■ Dataset:
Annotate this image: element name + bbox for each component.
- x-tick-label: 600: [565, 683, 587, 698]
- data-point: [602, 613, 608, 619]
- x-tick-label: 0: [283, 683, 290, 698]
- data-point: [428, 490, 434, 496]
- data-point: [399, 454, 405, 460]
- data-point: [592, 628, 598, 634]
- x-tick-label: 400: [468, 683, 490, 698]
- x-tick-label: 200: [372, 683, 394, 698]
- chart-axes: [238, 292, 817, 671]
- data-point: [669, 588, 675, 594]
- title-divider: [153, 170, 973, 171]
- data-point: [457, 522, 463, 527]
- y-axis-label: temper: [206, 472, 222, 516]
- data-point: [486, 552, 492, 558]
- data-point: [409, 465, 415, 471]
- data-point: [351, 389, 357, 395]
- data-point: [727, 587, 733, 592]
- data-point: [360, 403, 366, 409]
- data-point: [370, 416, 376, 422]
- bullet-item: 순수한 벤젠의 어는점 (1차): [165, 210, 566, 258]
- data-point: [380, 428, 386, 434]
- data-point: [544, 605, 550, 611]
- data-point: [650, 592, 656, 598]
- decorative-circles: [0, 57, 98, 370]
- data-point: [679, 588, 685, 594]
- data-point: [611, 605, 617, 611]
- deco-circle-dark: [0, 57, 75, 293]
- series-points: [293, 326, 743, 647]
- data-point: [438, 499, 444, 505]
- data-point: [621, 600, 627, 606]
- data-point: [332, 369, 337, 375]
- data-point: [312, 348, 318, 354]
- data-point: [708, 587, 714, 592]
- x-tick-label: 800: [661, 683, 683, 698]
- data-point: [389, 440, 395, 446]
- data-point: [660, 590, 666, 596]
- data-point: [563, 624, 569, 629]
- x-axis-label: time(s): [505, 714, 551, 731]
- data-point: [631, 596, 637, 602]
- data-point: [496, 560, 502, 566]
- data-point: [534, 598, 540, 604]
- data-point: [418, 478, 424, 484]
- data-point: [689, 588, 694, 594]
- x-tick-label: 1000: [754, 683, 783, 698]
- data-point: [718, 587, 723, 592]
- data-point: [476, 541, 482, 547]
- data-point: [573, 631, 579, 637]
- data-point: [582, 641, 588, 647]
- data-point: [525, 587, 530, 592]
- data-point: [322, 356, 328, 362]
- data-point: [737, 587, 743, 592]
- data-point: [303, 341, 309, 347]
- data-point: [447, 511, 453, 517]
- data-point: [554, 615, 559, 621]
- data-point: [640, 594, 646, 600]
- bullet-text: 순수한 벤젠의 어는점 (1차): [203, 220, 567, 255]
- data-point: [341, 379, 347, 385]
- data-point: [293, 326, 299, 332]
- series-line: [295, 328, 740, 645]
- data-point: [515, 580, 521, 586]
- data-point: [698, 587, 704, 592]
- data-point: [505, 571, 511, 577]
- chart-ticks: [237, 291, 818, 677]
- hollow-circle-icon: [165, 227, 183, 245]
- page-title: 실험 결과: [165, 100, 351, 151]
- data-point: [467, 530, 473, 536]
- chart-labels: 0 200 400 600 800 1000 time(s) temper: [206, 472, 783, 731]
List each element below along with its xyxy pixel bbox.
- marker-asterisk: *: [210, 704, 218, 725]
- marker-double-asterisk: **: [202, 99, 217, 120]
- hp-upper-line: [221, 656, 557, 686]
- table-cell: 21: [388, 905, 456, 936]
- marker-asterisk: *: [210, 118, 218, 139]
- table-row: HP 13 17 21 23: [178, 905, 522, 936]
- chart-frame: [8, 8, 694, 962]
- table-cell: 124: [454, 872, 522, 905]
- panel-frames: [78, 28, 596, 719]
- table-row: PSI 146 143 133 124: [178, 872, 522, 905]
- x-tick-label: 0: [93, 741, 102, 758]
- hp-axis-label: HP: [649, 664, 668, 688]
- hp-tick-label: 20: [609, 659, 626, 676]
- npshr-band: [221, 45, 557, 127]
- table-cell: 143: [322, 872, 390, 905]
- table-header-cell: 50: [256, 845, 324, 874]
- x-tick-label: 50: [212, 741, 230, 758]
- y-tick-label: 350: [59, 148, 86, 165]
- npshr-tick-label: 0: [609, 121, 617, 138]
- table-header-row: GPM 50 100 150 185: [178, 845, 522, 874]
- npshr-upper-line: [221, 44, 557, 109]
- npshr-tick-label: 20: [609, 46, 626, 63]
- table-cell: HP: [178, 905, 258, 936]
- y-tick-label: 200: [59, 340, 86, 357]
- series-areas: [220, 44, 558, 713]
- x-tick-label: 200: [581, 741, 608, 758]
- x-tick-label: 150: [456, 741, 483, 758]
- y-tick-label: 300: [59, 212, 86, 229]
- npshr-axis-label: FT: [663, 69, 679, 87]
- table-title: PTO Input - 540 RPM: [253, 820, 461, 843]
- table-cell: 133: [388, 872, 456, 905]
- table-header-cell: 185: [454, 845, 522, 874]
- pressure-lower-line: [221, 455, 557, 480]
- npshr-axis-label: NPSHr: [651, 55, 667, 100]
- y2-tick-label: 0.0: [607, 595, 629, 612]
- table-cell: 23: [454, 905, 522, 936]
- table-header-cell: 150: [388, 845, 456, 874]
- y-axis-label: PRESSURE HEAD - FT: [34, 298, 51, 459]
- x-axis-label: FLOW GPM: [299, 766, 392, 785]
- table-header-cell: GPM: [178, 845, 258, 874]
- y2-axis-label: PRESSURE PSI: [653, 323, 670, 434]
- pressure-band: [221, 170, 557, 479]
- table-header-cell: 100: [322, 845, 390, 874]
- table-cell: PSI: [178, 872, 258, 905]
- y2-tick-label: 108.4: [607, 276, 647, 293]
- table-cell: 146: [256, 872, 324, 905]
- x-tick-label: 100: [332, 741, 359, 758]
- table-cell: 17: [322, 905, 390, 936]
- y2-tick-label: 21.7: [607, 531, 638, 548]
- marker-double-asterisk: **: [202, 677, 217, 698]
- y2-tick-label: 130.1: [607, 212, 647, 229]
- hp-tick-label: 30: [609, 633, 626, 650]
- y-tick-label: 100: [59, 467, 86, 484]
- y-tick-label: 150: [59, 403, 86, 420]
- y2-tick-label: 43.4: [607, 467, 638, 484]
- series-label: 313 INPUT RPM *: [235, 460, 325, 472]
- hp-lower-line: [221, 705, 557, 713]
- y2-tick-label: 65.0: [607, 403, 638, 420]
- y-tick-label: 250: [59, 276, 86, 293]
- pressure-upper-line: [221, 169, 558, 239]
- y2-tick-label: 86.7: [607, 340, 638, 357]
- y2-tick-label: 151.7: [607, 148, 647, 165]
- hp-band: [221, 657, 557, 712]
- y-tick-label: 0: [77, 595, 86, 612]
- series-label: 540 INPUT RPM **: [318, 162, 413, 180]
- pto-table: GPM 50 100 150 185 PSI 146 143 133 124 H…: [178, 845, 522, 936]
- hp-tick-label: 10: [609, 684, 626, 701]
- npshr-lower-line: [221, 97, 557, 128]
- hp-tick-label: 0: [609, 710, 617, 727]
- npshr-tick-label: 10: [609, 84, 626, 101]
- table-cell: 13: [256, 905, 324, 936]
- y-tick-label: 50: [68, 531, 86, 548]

■ Prompt:
Rewrite every line of the entries above as a numbered list, omitting any blank lines.

■ Written solution:
1. Annotate this image: element name + bbox for each component.
2. - x-tick-label: 600: [565, 683, 587, 698]
3. - data-point: [602, 613, 608, 619]
4. - x-tick-label: 0: [283, 683, 290, 698]
5. - data-point: [428, 490, 434, 496]
6. - data-point: [399, 454, 405, 460]
7. - data-point: [592, 628, 598, 634]
8. - x-tick-label: 400: [468, 683, 490, 698]
9. - x-tick-label: 200: [372, 683, 394, 698]
10. - chart-axes: [238, 292, 817, 671]
11. - data-point: [669, 588, 675, 594]
12. - title-divider: [153, 170, 973, 171]
13. - data-point: [457, 522, 463, 527]
14. - y-axis-label: temper: [206, 472, 222, 516]
15. - data-point: [486, 552, 492, 558]
16. - data-point: [409, 465, 415, 471]
17. - data-point: [351, 389, 357, 395]
18. - data-point: [727, 587, 733, 592]
19. - data-point: [360, 403, 366, 409]
20. - data-point: [370, 416, 376, 422]
21. - bullet-item: 순수한 벤젠의 어는점 (1차): [165, 210, 566, 258]
22. - data-point: [380, 428, 386, 434]
23. - data-point: [544, 605, 550, 611]
24. - data-point: [650, 592, 656, 598]
25. - decorative-circles: [0, 57, 98, 370]
26. - data-point: [679, 588, 685, 594]
27. - data-point: [611, 605, 617, 611]
28. - deco-circle-dark: [0, 57, 75, 293]
29. - series-points: [293, 326, 743, 647]
30. - data-point: [438, 499, 444, 505]
31. - data-point: [621, 600, 627, 606]
32. - data-point: [332, 369, 337, 375]
33. - data-point: [312, 348, 318, 354]
34. - data-point: [708, 587, 714, 592]
35. - x-tick-label: 800: [661, 683, 683, 698]
36. - data-point: [389, 440, 395, 446]
37. - data-point: [660, 590, 666, 596]
38. - data-point: [563, 624, 569, 629]
39. - x-axis-label: time(s): [505, 714, 551, 731]
40. - data-point: [631, 596, 637, 602]
41. - data-point: [496, 560, 502, 566]
42. - data-point: [534, 598, 540, 604]
43. - data-point: [418, 478, 424, 484]
44. - data-point: [689, 588, 694, 594]
45. - x-tick-label: 1000: [754, 683, 783, 698]
46. - data-point: [718, 587, 723, 592]
47. - data-point: [476, 541, 482, 547]
48. - data-point: [573, 631, 579, 637]
49. - data-point: [582, 641, 588, 647]
50. - data-point: [525, 587, 530, 592]
51. - data-point: [322, 356, 328, 362]
52. - data-point: [737, 587, 743, 592]
53. - data-point: [303, 341, 309, 347]
54. - data-point: [447, 511, 453, 517]
55. - data-point: [554, 615, 559, 621]
56. - data-point: [640, 594, 646, 600]
57. - bullet-text: 순수한 벤젠의 어는점 (1차): [203, 220, 567, 255]
58. - data-point: [341, 379, 347, 385]
59. - data-point: [293, 326, 299, 332]
60. - series-line: [295, 328, 740, 645]
61. - data-point: [515, 580, 521, 586]
62. - data-point: [698, 587, 704, 592]
63. - data-point: [505, 571, 511, 577]
64. - chart-ticks: [237, 291, 818, 677]
65. - hollow-circle-icon: [165, 227, 183, 245]
66. - page-title: 실험 결과: [165, 100, 351, 151]
67. - data-point: [467, 530, 473, 536]
68. - chart-labels: 0 200 400 600 800 1000 time(s) temper: [206, 472, 783, 731]
69. List each element below along with its xyxy pixel bbox.
70. - marker-asterisk: *: [210, 704, 218, 725]
71. - marker-double-asterisk: **: [202, 99, 217, 120]
72. - hp-upper-line: [221, 656, 557, 686]
73. - table-cell: 21: [388, 905, 456, 936]
74. - marker-asterisk: *: [210, 118, 218, 139]
75. - table-row: HP 13 17 21 23: [178, 905, 522, 936]
76. - chart-frame: [8, 8, 694, 962]
77. - table-cell: 124: [454, 872, 522, 905]
78. - panel-frames: [78, 28, 596, 719]
79. - table-row: PSI 146 143 133 124: [178, 872, 522, 905]
80. - x-tick-label: 0: [93, 741, 102, 758]
81. - hp-axis-label: HP: [649, 664, 668, 688]
82. - hp-tick-label: 20: [609, 659, 626, 676]
83. - npshr-band: [221, 45, 557, 127]
84. - table-cell: 143: [322, 872, 390, 905]
85. - table-header-cell: 50: [256, 845, 324, 874]
86. - x-tick-label: 50: [212, 741, 230, 758]
87. - y-tick-label: 350: [59, 148, 86, 165]
88. - npshr-tick-label: 0: [609, 121, 617, 138]
89. - table-header-row: GPM 50 100 150 185: [178, 845, 522, 874]
90. - npshr-upper-line: [221, 44, 557, 109]
91. - npshr-tick-label: 20: [609, 46, 626, 63]
92. - table-cell: HP: [178, 905, 258, 936]
93. - y-tick-label: 200: [59, 340, 86, 357]
94. - series-areas: [220, 44, 558, 713]
95. - x-tick-label: 200: [581, 741, 608, 758]
96. - x-tick-label: 150: [456, 741, 483, 758]
97. - y-tick-label: 300: [59, 212, 86, 229]
98. - npshr-axis-label: FT: [663, 69, 679, 87]
99. - table-title: PTO Input - 540 RPM: [253, 820, 461, 843]
100. - table-cell: 133: [388, 872, 456, 905]
101. - table-header-cell: 185: [454, 845, 522, 874]
102. - pressure-lower-line: [221, 455, 557, 480]
103. - npshr-axis-label: NPSHr: [651, 55, 667, 100]
104. - y2-tick-label: 0.0: [607, 595, 629, 612]
105. - table-cell: 23: [454, 905, 522, 936]
106. - table-header-cell: 150: [388, 845, 456, 874]
107. - y-axis-label: PRESSURE HEAD - FT: [34, 298, 51, 459]
108. - x-axis-label: FLOW GPM: [299, 766, 392, 785]
109. - table-header-cell: GPM: [178, 845, 258, 874]
110. - y2-axis-label: PRESSURE PSI: [653, 323, 670, 434]
111. - pressure-band: [221, 170, 557, 479]
112. - table-header-cell: 100: [322, 845, 390, 874]
113. - table-cell: PSI: [178, 872, 258, 905]
114. - y2-tick-label: 108.4: [607, 276, 647, 293]
115. - table-cell: 146: [256, 872, 324, 905]
116. - x-tick-label: 100: [332, 741, 359, 758]
117. - table-cell: 17: [322, 905, 390, 936]
118. - y2-tick-label: 21.7: [607, 531, 638, 548]
119. - marker-double-asterisk: **: [202, 677, 217, 698]
120. - y2-tick-label: 130.1: [607, 212, 647, 229]
121. - hp-tick-label: 30: [609, 633, 626, 650]
122. - y-tick-label: 100: [59, 467, 86, 484]
123. - y-tick-label: 150: [59, 403, 86, 420]
124. - y2-tick-label: 43.4: [607, 467, 638, 484]
125. - series-label: 313 INPUT RPM *: [235, 460, 325, 472]
126. - hp-lower-line: [221, 705, 557, 713]
127. - y2-tick-label: 65.0: [607, 403, 638, 420]
128. - y-tick-label: 250: [59, 276, 86, 293]
129. - pressure-upper-line: [221, 169, 558, 239]
130. - y2-tick-label: 86.7: [607, 340, 638, 357]
131. - y2-tick-label: 151.7: [607, 148, 647, 165]
132. - hp-band: [221, 657, 557, 712]
133. - y-tick-label: 0: [77, 595, 86, 612]
134. - series-label: 540 INPUT RPM **: [318, 162, 413, 180]
135. - pto-table: GPM 50 100 150 185 PSI 146 143 133 124 H…: [178, 845, 522, 936]
136. - hp-tick-label: 10: [609, 684, 626, 701]
137. - npshr-lower-line: [221, 97, 557, 128]
138. - hp-tick-label: 0: [609, 710, 617, 727]
139. - npshr-tick-label: 10: [609, 84, 626, 101]
140. - table-cell: 13: [256, 905, 324, 936]
141. - y-tick-label: 50: [68, 531, 86, 548]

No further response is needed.